**Task**
Each record below should be repeated precisely as written.

**Input records**
———
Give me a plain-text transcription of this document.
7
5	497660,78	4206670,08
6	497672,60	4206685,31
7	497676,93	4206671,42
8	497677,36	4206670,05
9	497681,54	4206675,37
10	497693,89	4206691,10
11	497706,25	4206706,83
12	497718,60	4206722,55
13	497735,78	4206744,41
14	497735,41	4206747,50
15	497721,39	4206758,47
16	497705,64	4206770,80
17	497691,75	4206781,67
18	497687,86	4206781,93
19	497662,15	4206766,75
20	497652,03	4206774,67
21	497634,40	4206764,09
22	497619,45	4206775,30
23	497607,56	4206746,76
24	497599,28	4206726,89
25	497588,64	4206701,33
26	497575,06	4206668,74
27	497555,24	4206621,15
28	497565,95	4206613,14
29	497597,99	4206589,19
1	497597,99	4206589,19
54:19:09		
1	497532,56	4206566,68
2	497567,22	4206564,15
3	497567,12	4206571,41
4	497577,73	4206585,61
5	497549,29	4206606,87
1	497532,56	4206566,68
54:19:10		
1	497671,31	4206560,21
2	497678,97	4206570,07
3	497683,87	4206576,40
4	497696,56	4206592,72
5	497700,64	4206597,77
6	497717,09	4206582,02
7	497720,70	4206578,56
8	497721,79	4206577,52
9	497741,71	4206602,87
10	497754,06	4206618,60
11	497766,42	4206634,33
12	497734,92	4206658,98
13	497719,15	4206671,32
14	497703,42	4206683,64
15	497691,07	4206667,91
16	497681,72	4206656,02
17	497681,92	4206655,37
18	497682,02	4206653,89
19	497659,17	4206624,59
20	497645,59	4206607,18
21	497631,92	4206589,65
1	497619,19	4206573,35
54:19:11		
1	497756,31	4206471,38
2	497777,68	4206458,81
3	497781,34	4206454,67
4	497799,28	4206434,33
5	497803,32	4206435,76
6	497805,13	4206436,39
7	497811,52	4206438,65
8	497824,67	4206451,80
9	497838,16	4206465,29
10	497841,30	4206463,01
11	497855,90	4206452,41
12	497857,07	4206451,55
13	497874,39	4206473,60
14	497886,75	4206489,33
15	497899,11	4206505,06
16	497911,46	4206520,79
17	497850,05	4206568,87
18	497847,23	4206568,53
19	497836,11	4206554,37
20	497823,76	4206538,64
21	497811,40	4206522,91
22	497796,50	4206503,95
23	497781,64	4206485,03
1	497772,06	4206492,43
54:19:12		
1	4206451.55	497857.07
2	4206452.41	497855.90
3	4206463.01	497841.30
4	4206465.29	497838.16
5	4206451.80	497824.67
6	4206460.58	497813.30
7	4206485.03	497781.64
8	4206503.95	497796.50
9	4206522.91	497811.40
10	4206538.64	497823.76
———
**Solution to the exercise**
Give me a plain-text transcription of this document.
7
5	497660,78	4206670,08
6	497672,60	4206685,31
7	497676,93	4206671,42
8	497677,36	4206670,05
9	497681,54	4206675,37
10	497693,89	4206691,10
11	497706,25	4206706,83
12	497718,60	4206722,55
13	497735,78	4206744,41
14	497735,41	4206747,50
15	497721,39	4206758,47
16	497705,64	4206770,80
17	497691,75	4206781,67
18	497687,86	4206781,93
19	497662,15	4206766,75
20	497652,03	4206774,67
21	497634,40	4206764,09
22	497619,45	4206775,30
23	497607,56	4206746,76
24	497599,28	4206726,89
25	497588,64	4206701,33
26	497575,06	4206668,74
27	497555,24	4206621,15
28	497565,95	4206613,14
29	497597,99	4206589,19
1	497597,99	4206589,19
54:19:09		
1	497532,56	4206566,68
2	497567,22	4206564,15
3	497567,12	4206571,41
4	497577,73	4206585,61
5	497549,29	4206606,87
1	497532,56	4206566,68
54:19:10		
1	497671,31	4206560,21
2	497678,97	4206570,07
3	497683,87	4206576,40
4	497696,56	4206592,72
5	497700,64	4206597,77
6	497717,09	4206582,02
7	497720,70	4206578,56
8	497721,79	4206577,52
9	497741,71	4206602,87
10	497754,06	4206618,60
11	497766,42	4206634,33
12	497734,92	4206658,98
13	497719,15	4206671,32
14	497703,42	4206683,64
15	497691,07	4206667,91
16	497681,72	4206656,02
17	497681,92	4206655,37
18	497682,02	4206653,89
19	497659,17	4206624,59
20	497645,59	4206607,18
21	497631,92	4206589,65
1	497619,19	4206573,35
54:19:11		
1	497756,31	4206471,38
2	497777,68	4206458,81
3	497781,34	4206454,67
4	497799,28	4206434,33
5	497803,32	4206435,76
6	497805,13	4206436,39
7	497811,52	4206438,65
8	497824,67	4206451,80
9	497838,16	4206465,29
10	497841,30	4206463,01
11	497855,90	4206452,41
12	497857,07	4206451,55
13	497874,39	4206473,60
14	497886,75	4206489,33
15	497899,11	4206505,06
16	497911,46	4206520,79
17	497850,05	4206568,87
18	497847,23	4206568,53
19	497836,11	4206554,37
20	497823,76	4206538,64
21	497811,40	4206522,91
22	497796,50	4206503,95
23	497781,64	4206485,03
1	497772,06	4206492,43
54:19:12		
1	4206451.55	497857.07
2	4206452.41	497855.90
3	4206463.01	497841.30
4	4206465.29	497838.16
5	4206451.80	497824.67
6	4206460.58	497813.30
7	4206485.03	497781.64
8	4206503.95	497796.50
9	4206522.91	497811.40
10	4206538.64	497823.76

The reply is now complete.